== Required work ==
Write out the entries verbatim and leave the images out of the copy.

== Input ==
┌──

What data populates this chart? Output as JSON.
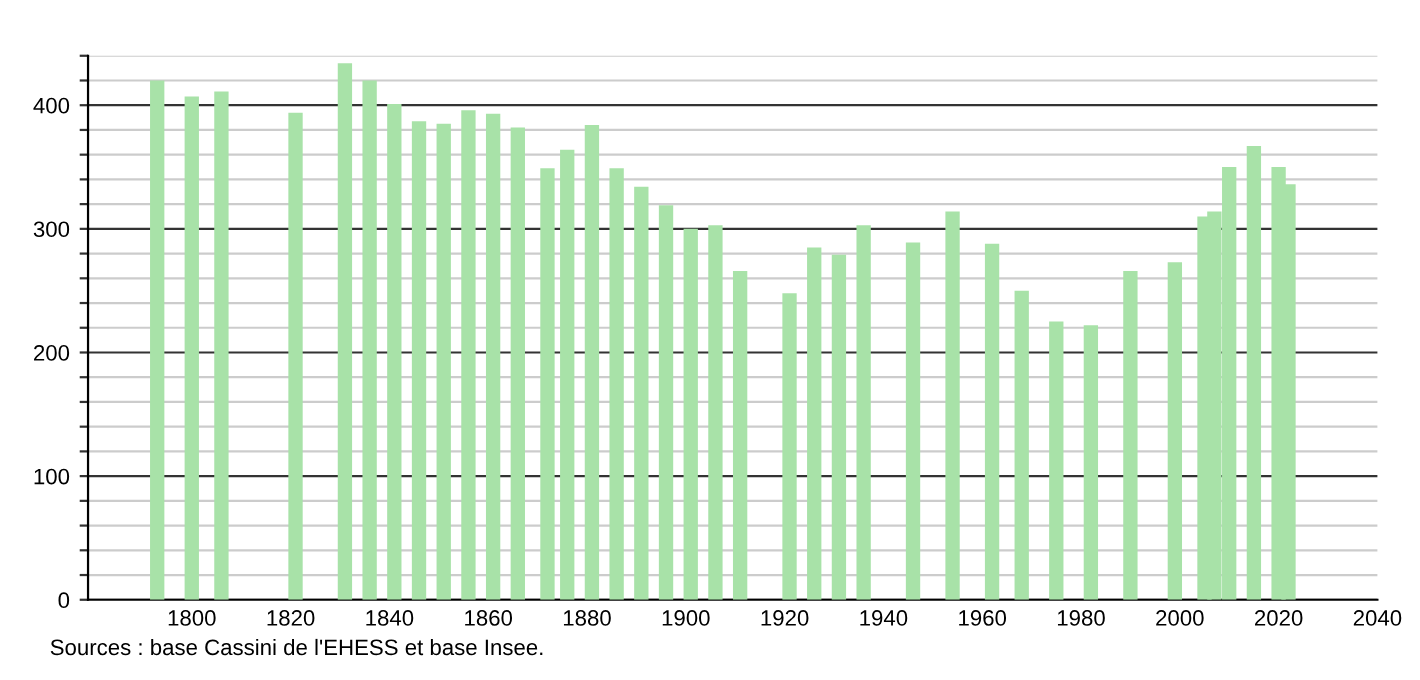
{
  "chart_data": {
    "type": "bar",
    "x": [
      1793,
      1800,
      1806,
      1821,
      1831,
      1836,
      1841,
      1846,
      1851,
      1856,
      1861,
      1866,
      1872,
      1876,
      1881,
      1886,
      1891,
      1896,
      1901,
      1906,
      1911,
      1921,
      1926,
      1931,
      1936,
      1946,
      1954,
      1962,
      1968,
      1975,
      1982,
      1990,
      1999,
      2005,
      2007,
      2010,
      2015,
      2020,
      2022
    ],
    "values": [
      420,
      407,
      411,
      394,
      434,
      420,
      401,
      387,
      385,
      396,
      393,
      382,
      349,
      364,
      384,
      349,
      334,
      319,
      300,
      303,
      266,
      248,
      285,
      279,
      303,
      289,
      314,
      288,
      250,
      225,
      222,
      266,
      273,
      310,
      314,
      350,
      367,
      350,
      336
    ],
    "color": "#a8e2a8",
    "xlim": [
      1779,
      2040
    ],
    "xticks": [
      1800,
      1820,
      1840,
      1860,
      1880,
      1900,
      1920,
      1940,
      1960,
      1980,
      2000,
      2020,
      2040
    ],
    "ylim": [
      0,
      440
    ],
    "yticks": [
      0,
      {
        "value": 20,
        "label": null
      },
      {
        "value": 40,
        "label": null
      },
      {
        "value": 60,
        "label": null
      },
      {
        "value": 80,
        "label": null
      },
      100,
      {
        "value": 120,
        "label": null
      },
      {
        "value": 140,
        "label": null
      },
      {
        "value": 160,
        "label": null
      },
      {
        "value": 180,
        "label": null
      },
      200,
      {
        "value": 220,
        "label": null
      },
      {
        "value": 240,
        "label": null
      },
      {
        "value": 260,
        "label": null
      },
      {
        "value": 280,
        "label": null
      },
      300,
      {
        "value": 320,
        "label": null
      },
      {
        "value": 340,
        "label": null
      },
      {
        "value": 360,
        "label": null
      },
      {
        "value": 380,
        "label": null
      },
      400,
      {
        "value": 420,
        "label": null
      },
      {
        "value": 440,
        "label": null
      }
    ],
    "grid": "y",
    "annotations": [
      "Sources : base Cassini de l'EHESS et base Insee."
    ]
  }
}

└──

== Exercise solution ==
What data populates this chart? Output as JSON.
{
  "chart_data": {
    "type": "bar",
    "x": [
      1793,
      1800,
      1806,
      1821,
      1831,
      1836,
      1841,
      1846,
      1851,
      1856,
      1861,
      1866,
      1872,
      1876,
      1881,
      1886,
      1891,
      1896,
      1901,
      1906,
      1911,
      1921,
      1926,
      1931,
      1936,
      1946,
      1954,
      1962,
      1968,
      1975,
      1982,
      1990,
      1999,
      2005,
      2007,
      2010,
      2015,
      2020,
      2022
    ],
    "values": [
      420,
      407,
      411,
      394,
      434,
      420,
      401,
      387,
      385,
      396,
      393,
      382,
      349,
      364,
      384,
      349,
      334,
      319,
      300,
      303,
      266,
      248,
      285,
      279,
      303,
      289,
      314,
      288,
      250,
      225,
      222,
      266,
      273,
      310,
      314,
      350,
      367,
      350,
      336
    ],
    "color": "#a8e2a8",
    "xlim": [
      1779,
      2040
    ],
    "xticks": [
      1800,
      1820,
      1840,
      1860,
      1880,
      1900,
      1920,
      1940,
      1960,
      1980,
      2000,
      2020,
      2040
    ],
    "ylim": [
      0,
      440
    ],
    "yticks": [
      0,
      {
        "value": 20,
        "label": null
      },
      {
        "value": 40,
        "label": null
      },
      {
        "value": 60,
        "label": null
      },
      {
        "value": 80,
        "label": null
      },
      100,
      {
        "value": 120,
        "label": null
      },
      {
        "value": 140,
        "label": null
      },
      {
        "value": 160,
        "label": null
      },
      {
        "value": 180,
        "label": null
      },
      200,
      {
        "value": 220,
        "label": null
      },
      {
        "value": 240,
        "label": null
      },
      {
        "value": 260,
        "label": null
      },
      {
        "value": 280,
        "label": null
      },
      300,
      {
        "value": 320,
        "label": null
      },
      {
        "value": 340,
        "label": null
      },
      {
        "value": 360,
        "label": null
      },
      {
        "value": 380,
        "label": null
      },
      400,
      {
        "value": 420,
        "label": null
      },
      {
        "value": 440,
        "label": null
      }
    ],
    "grid": "y",
    "annotations": [
      "Sources : base Cassini de l'EHESS et base Insee."
    ]
  }
}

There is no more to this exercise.